● Written problem: Reproduce the listing below, replacing "bounding box" with "enclosing rectangle" and leaving everything else unchanged. Omit the pictures from your output.

● The input:
########
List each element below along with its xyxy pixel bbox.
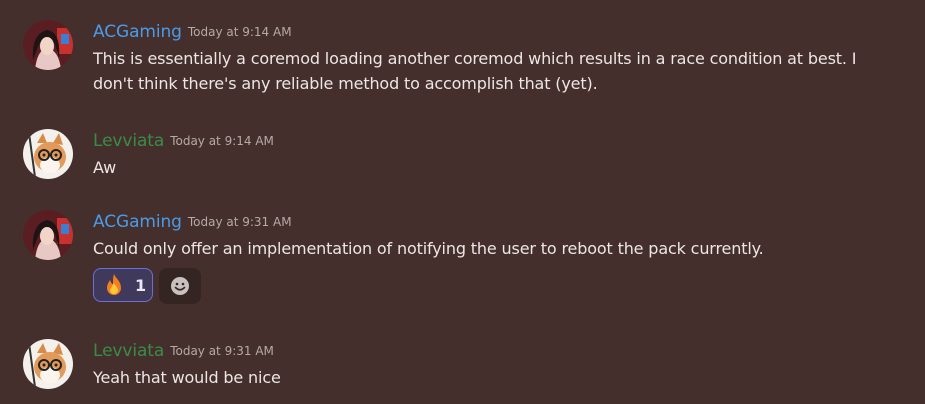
message-content: This is essentially a coremod loading an…: [93, 46, 911, 96]
smiley-plus-icon: [171, 277, 189, 295]
message-line: Yeah that would be nice: [93, 368, 281, 387]
reaction-count: 1: [135, 275, 147, 295]
message-line: Aw: [93, 158, 117, 177]
timestamp[interactable]: Today at 9:14 AM: [188, 25, 292, 39]
anime-girl-avatar-icon: [23, 20, 73, 70]
message-line: Could only offer an implementation of no…: [93, 239, 764, 258]
avatar[interactable]: [23, 339, 73, 389]
username[interactable]: ACGaming: [93, 212, 182, 232]
fox-glasses-avatar-icon: [23, 129, 73, 179]
message-header: Levviata Today at 9:14 AM: [93, 131, 274, 151]
reaction-fire[interactable]: 1: [93, 268, 153, 302]
anime-girl-avatar-icon: [23, 210, 73, 260]
message-header: Levviata Today at 9:31 AM: [93, 341, 274, 361]
avatar[interactable]: [23, 20, 73, 70]
avatar[interactable]: [23, 210, 73, 260]
message-header: ACGaming Today at 9:14 AM: [93, 22, 292, 42]
fire-emoji-icon: [107, 274, 121, 295]
username[interactable]: Levviata: [93, 131, 164, 151]
timestamp[interactable]: Today at 9:31 AM: [170, 344, 274, 358]
message-line: don't think there's any reliable method …: [93, 74, 598, 93]
fox-glasses-avatar-icon: [23, 339, 73, 389]
message-header: ACGaming Today at 9:31 AM: [93, 212, 292, 232]
username[interactable]: Levviata: [93, 341, 164, 361]
timestamp[interactable]: Today at 9:31 AM: [188, 215, 292, 229]
reactions-bar: 1: [93, 268, 201, 304]
message-line: This is essentially a coremod loading an…: [93, 49, 857, 68]
add-reaction-button[interactable]: [159, 268, 201, 304]
message-content: Yeah that would be nice: [93, 365, 911, 390]
message-content: Could only offer an implementation of no…: [93, 236, 911, 261]
message-content: Aw: [93, 155, 911, 180]
username[interactable]: ACGaming: [93, 22, 182, 42]
timestamp[interactable]: Today at 9:14 AM: [170, 134, 274, 148]
avatar[interactable]: [23, 129, 73, 179]
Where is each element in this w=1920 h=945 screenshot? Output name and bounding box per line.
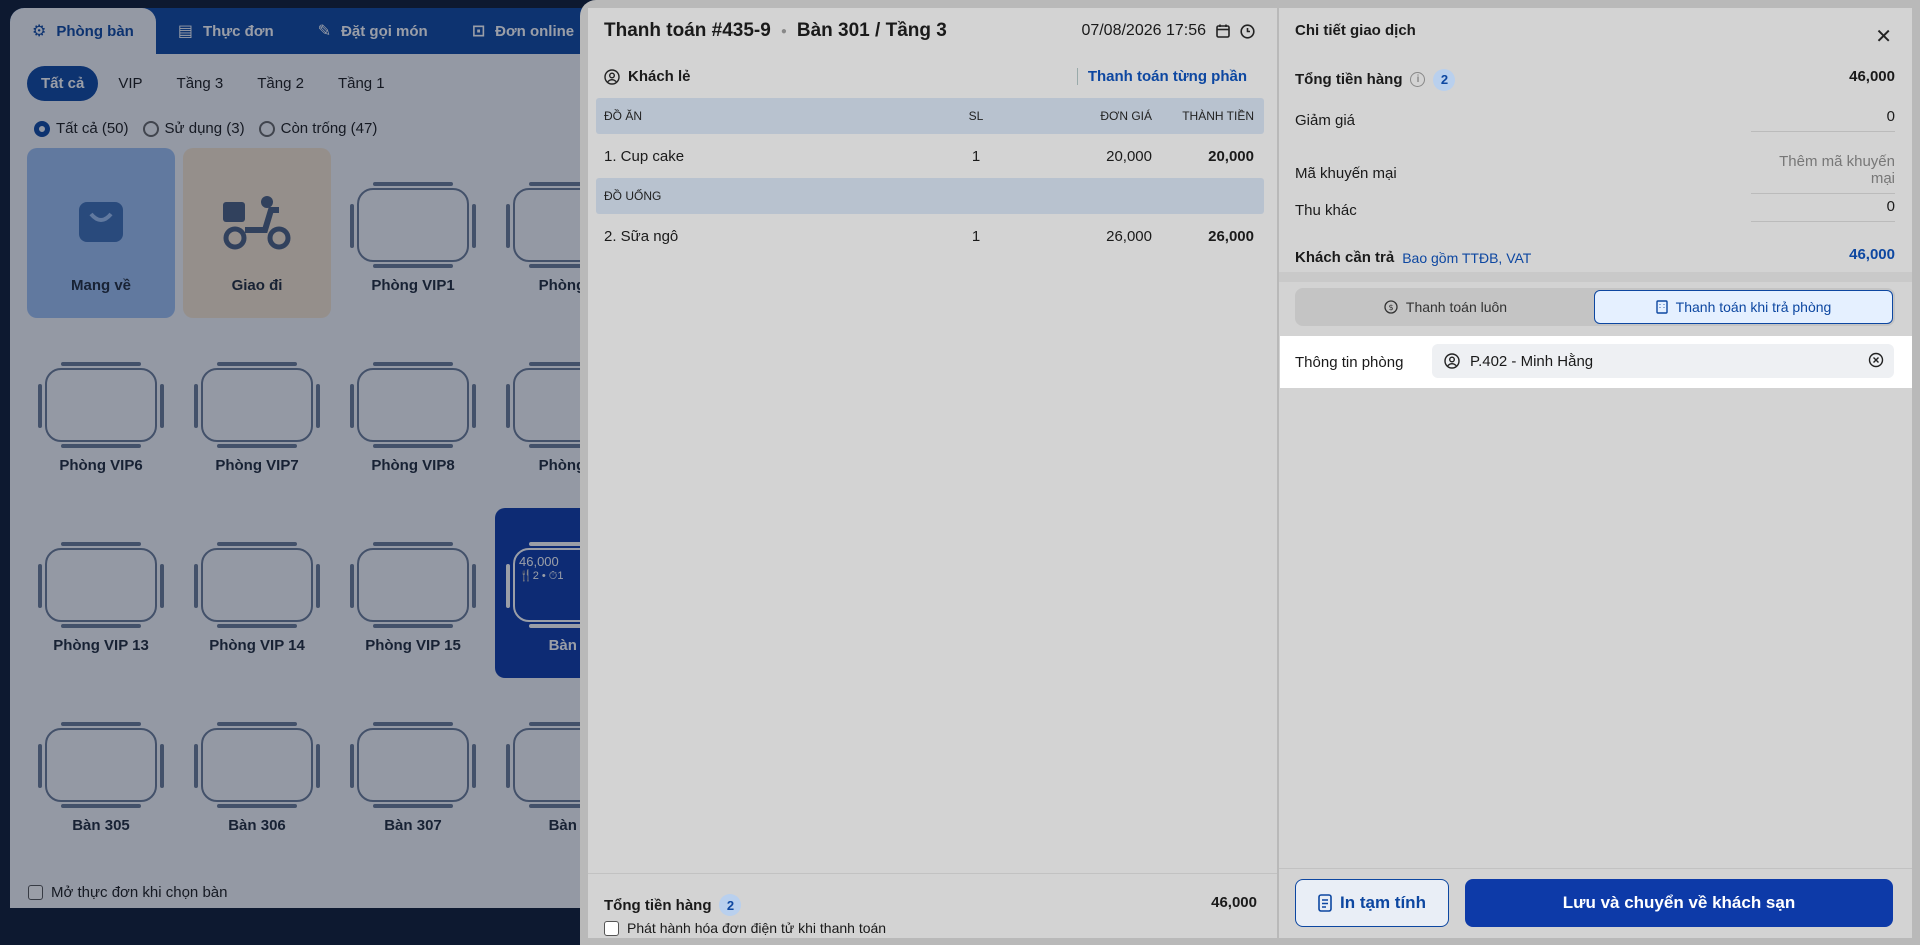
order-datetime[interactable]: 07/08/2026 17:56: [1081, 22, 1255, 40]
details-footer: In tạm tính Lưu và chuyển về khách sạn: [1279, 868, 1912, 938]
subtotal-row: Tổng tiền hàng i 2 46,000: [1295, 68, 1895, 91]
clear-icon[interactable]: [1868, 352, 1884, 368]
page-title: Thanh toán #435-9 ● Bàn 301 / Tầng 3: [604, 20, 947, 41]
item-count-badge: 2: [1433, 68, 1456, 91]
promo-code-input[interactable]: Thêm mã khuyến mại: [1751, 153, 1895, 194]
room-info-row: Thông tin phòng P.402 - Minh Hằng: [1280, 336, 1912, 388]
clock-icon: [1240, 23, 1255, 39]
group-header: ĐỒ UỐNG: [596, 178, 1264, 214]
other-fee-row: Thu khác 0: [1295, 198, 1895, 222]
coin-icon: $: [1384, 300, 1398, 314]
promo-row: Mã khuyến mại Thêm mã khuyến mại: [1295, 153, 1895, 194]
table-row[interactable]: 1. Cup cake 1 20,000 20,000: [596, 134, 1264, 178]
room-selector[interactable]: P.402 - Minh Hằng: [1432, 344, 1894, 378]
pay-on-checkout-option[interactable]: Thanh toán khi trả phòng: [1594, 290, 1893, 324]
save-and-transfer-button[interactable]: Lưu và chuyển về khách sạn: [1465, 879, 1893, 927]
divider: [1279, 272, 1912, 282]
order-total-amount: 46,000: [1211, 894, 1257, 911]
pay-now-option[interactable]: $ Thanh toán luôn: [1297, 290, 1594, 324]
table-header: ĐỒ ĂN SL ĐƠN GIÁ THÀNH TIỀN: [596, 98, 1264, 134]
transaction-details-panel: Chi tiết giao dịch ✕ Tổng tiền hàng i 2 …: [1279, 8, 1912, 938]
discount-input[interactable]: 0: [1751, 108, 1895, 132]
other-fee-input[interactable]: 0: [1751, 198, 1895, 222]
order-footer: Tổng tiền hàng 2 46,000 Phát hành hóa đơ…: [588, 873, 1277, 938]
svg-text:$: $: [1388, 303, 1393, 312]
dot-separator: ●: [780, 25, 787, 37]
close-icon[interactable]: ✕: [1875, 24, 1892, 49]
info-icon[interactable]: i: [1410, 72, 1426, 87]
building-icon: [1655, 300, 1668, 314]
details-title: Chi tiết giao dịch: [1295, 22, 1416, 39]
amount-due-row: Khách cần trả Bao gồm TTĐB, VAT 46,000: [1295, 246, 1895, 266]
order-panel: Thanh toán #435-9 ● Bàn 301 / Tầng 3 07/…: [588, 8, 1277, 938]
payment-modal: Thanh toán #435-9 ● Bàn 301 / Tầng 3 07/…: [580, 0, 1920, 945]
order-total-label: Tổng tiền hàng 2: [604, 894, 742, 916]
checkbox-icon: [604, 920, 619, 936]
user-circle-icon: [604, 68, 620, 85]
discount-row: Giảm giá 0: [1295, 108, 1895, 132]
order-items-table: ĐỒ ĂN SL ĐƠN GIÁ THÀNH TIỀN 1. Cup cake …: [596, 98, 1264, 258]
item-count-badge: 2: [719, 894, 742, 916]
payment-mode-toggle: $ Thanh toán luôn Thanh toán khi trả phò…: [1295, 288, 1895, 326]
einvoice-checkbox[interactable]: Phát hành hóa đơn điện tử khi thanh toán: [604, 920, 886, 936]
split-payment-link[interactable]: Thanh toán từng phần: [1076, 68, 1247, 85]
tax-note: Bao gồm TTĐB, VAT: [1402, 249, 1532, 266]
customer-selector[interactable]: Khách lẻ: [604, 68, 691, 85]
calendar-icon: [1216, 24, 1230, 38]
table-row[interactable]: 2. Sữa ngô 1 26,000 26,000: [596, 214, 1264, 258]
receipt-icon: [1318, 894, 1332, 912]
print-preview-button[interactable]: In tạm tính: [1295, 879, 1449, 927]
user-circle-icon: [1444, 353, 1460, 369]
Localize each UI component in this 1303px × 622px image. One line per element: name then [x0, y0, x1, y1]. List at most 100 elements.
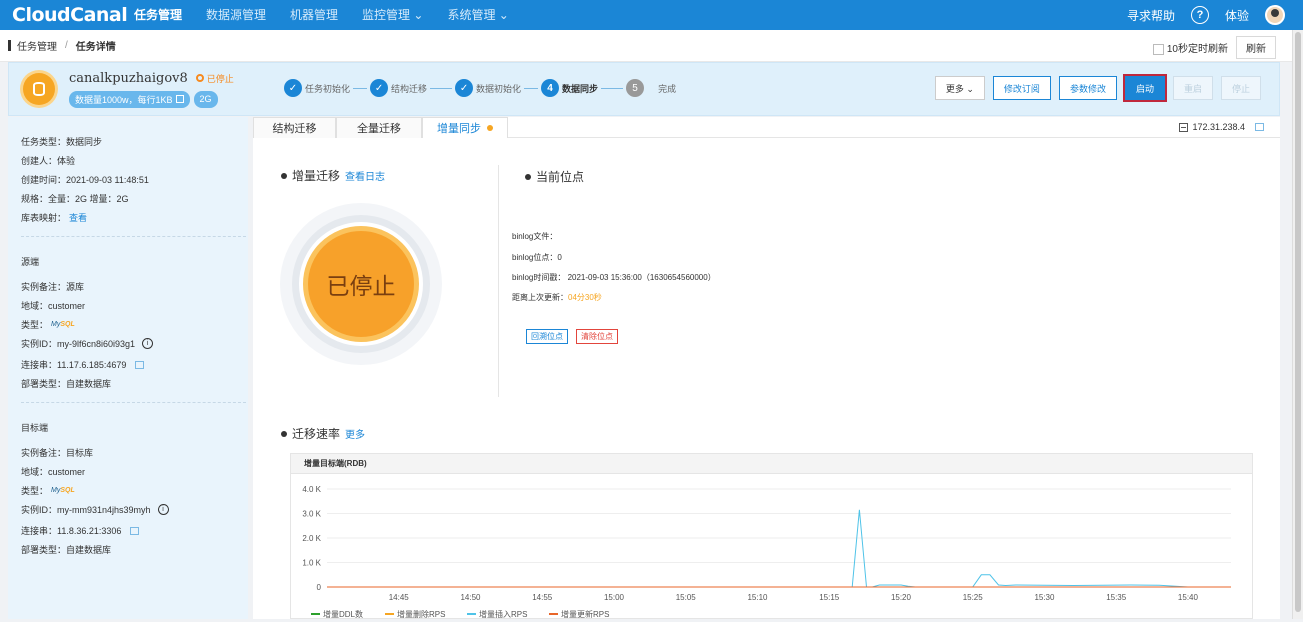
########
● Response for this exercise:
List each element below along with its xyxy pixel bbox.
message-content: This is essentially a coremod loading an…: [93, 46, 911, 96]
smiley-plus-icon: [171, 277, 189, 295]
message-line: Yeah that would be nice: [93, 368, 281, 387]
reaction-count: 1: [135, 275, 147, 295]
message-line: Aw: [93, 158, 117, 177]
timestamp[interactable]: Today at 9:14 AM: [188, 25, 292, 39]
anime-girl-avatar-icon: [23, 20, 73, 70]
message-line: Could only offer an implementation of no…: [93, 239, 764, 258]
avatar[interactable]: [23, 339, 73, 389]
username[interactable]: ACGaming: [93, 212, 182, 232]
fox-glasses-avatar-icon: [23, 129, 73, 179]
message-header: Levviata Today at 9:14 AM: [93, 131, 274, 151]
reaction-fire[interactable]: 1: [93, 268, 153, 302]
anime-girl-avatar-icon: [23, 210, 73, 260]
message-header: Levviata Today at 9:31 AM: [93, 341, 274, 361]
avatar[interactable]: [23, 20, 73, 70]
avatar[interactable]: [23, 210, 73, 260]
message-header: ACGaming Today at 9:14 AM: [93, 22, 292, 42]
fire-emoji-icon: [107, 274, 121, 295]
username[interactable]: Levviata: [93, 131, 164, 151]
timestamp[interactable]: Today at 9:31 AM: [170, 344, 274, 358]
message-line: don't think there's any reliable method …: [93, 74, 598, 93]
fox-glasses-avatar-icon: [23, 339, 73, 389]
message-header: ACGaming Today at 9:31 AM: [93, 212, 292, 232]
username[interactable]: Levviata: [93, 341, 164, 361]
timestamp[interactable]: Today at 9:31 AM: [188, 215, 292, 229]
reactions-bar: 1: [93, 268, 201, 304]
message-line: This is essentially a coremod loading an…: [93, 49, 857, 68]
add-reaction-button[interactable]: [159, 268, 201, 304]
message-content: Yeah that would be nice: [93, 365, 911, 390]
message-content: Could only offer an implementation of no…: [93, 236, 911, 261]
message-content: Aw: [93, 155, 911, 180]
username[interactable]: ACGaming: [93, 22, 182, 42]
timestamp[interactable]: Today at 9:14 AM: [170, 134, 274, 148]
avatar[interactable]: [23, 129, 73, 179]
Where is each element in this w=1920 h=945 screenshot? Output name and enclosing rectangle per line.
order-datetime[interactable]: 07/08/2026 17:56: [1081, 22, 1255, 40]
details-footer: In tạm tính Lưu và chuyển về khách sạn: [1279, 868, 1912, 938]
subtotal-row: Tổng tiền hàng i 2 46,000: [1295, 68, 1895, 91]
clear-icon[interactable]: [1868, 352, 1884, 368]
page-title: Thanh toán #435-9 ● Bàn 301 / Tầng 3: [604, 20, 947, 41]
item-count-badge: 2: [1433, 68, 1456, 91]
promo-code-input[interactable]: Thêm mã khuyến mại: [1751, 153, 1895, 194]
room-info-row: Thông tin phòng P.402 - Minh Hằng: [1280, 336, 1912, 388]
clock-icon: [1240, 23, 1255, 39]
group-header: ĐỒ UỐNG: [596, 178, 1264, 214]
other-fee-row: Thu khác 0: [1295, 198, 1895, 222]
coin-icon: $: [1384, 300, 1398, 314]
promo-row: Mã khuyến mại Thêm mã khuyến mại: [1295, 153, 1895, 194]
table-row[interactable]: 1. Cup cake 1 20,000 20,000: [596, 134, 1264, 178]
room-selector[interactable]: P.402 - Minh Hằng: [1432, 344, 1894, 378]
pay-on-checkout-option[interactable]: Thanh toán khi trả phòng: [1594, 290, 1893, 324]
save-and-transfer-button[interactable]: Lưu và chuyển về khách sạn: [1465, 879, 1893, 927]
divider: [1279, 272, 1912, 282]
order-total-amount: 46,000: [1211, 894, 1257, 911]
pay-now-option[interactable]: $ Thanh toán luôn: [1297, 290, 1594, 324]
table-header: ĐỒ ĂN SL ĐƠN GIÁ THÀNH TIỀN: [596, 98, 1264, 134]
transaction-details-panel: Chi tiết giao dịch ✕ Tổng tiền hàng i 2 …: [1279, 8, 1912, 938]
discount-input[interactable]: 0: [1751, 108, 1895, 132]
other-fee-input[interactable]: 0: [1751, 198, 1895, 222]
order-footer: Tổng tiền hàng 2 46,000 Phát hành hóa đơ…: [588, 873, 1277, 938]
svg-text:$: $: [1388, 303, 1393, 312]
dot-separator: ●: [780, 25, 787, 37]
close-icon[interactable]: ✕: [1875, 24, 1892, 49]
info-icon[interactable]: i: [1410, 72, 1426, 87]
building-icon: [1655, 300, 1668, 314]
details-title: Chi tiết giao dịch: [1295, 22, 1416, 39]
amount-due-row: Khách cần trả Bao gồm TTĐB, VAT 46,000: [1295, 246, 1895, 266]
order-panel: Thanh toán #435-9 ● Bàn 301 / Tầng 3 07/…: [588, 8, 1277, 938]
payment-modal: Thanh toán #435-9 ● Bàn 301 / Tầng 3 07/…: [580, 0, 1920, 945]
order-total-label: Tổng tiền hàng 2: [604, 894, 742, 916]
checkbox-icon: [604, 920, 619, 936]
user-circle-icon: [604, 68, 620, 85]
discount-row: Giảm giá 0: [1295, 108, 1895, 132]
order-items-table: ĐỒ ĂN SL ĐƠN GIÁ THÀNH TIỀN 1. Cup cake …: [596, 98, 1264, 258]
item-count-badge: 2: [719, 894, 742, 916]
payment-mode-toggle: $ Thanh toán luôn Thanh toán khi trả phò…: [1295, 288, 1895, 326]
einvoice-checkbox[interactable]: Phát hành hóa đơn điện tử khi thanh toán: [604, 920, 886, 936]
split-payment-link[interactable]: Thanh toán từng phần: [1076, 68, 1247, 85]
tax-note: Bao gồm TTĐB, VAT: [1402, 249, 1532, 266]
customer-selector[interactable]: Khách lẻ: [604, 68, 691, 85]
calendar-icon: [1216, 24, 1230, 38]
table-row[interactable]: 2. Sữa ngô 1 26,000 26,000: [596, 214, 1264, 258]
receipt-icon: [1318, 894, 1332, 912]
print-preview-button[interactable]: In tạm tính: [1295, 879, 1449, 927]
user-circle-icon: [1444, 353, 1460, 369]
Localize each UI component in this 1303px × 622px image. One line per element: name then [x0, y0, x1, y1]. List at most 100 elements.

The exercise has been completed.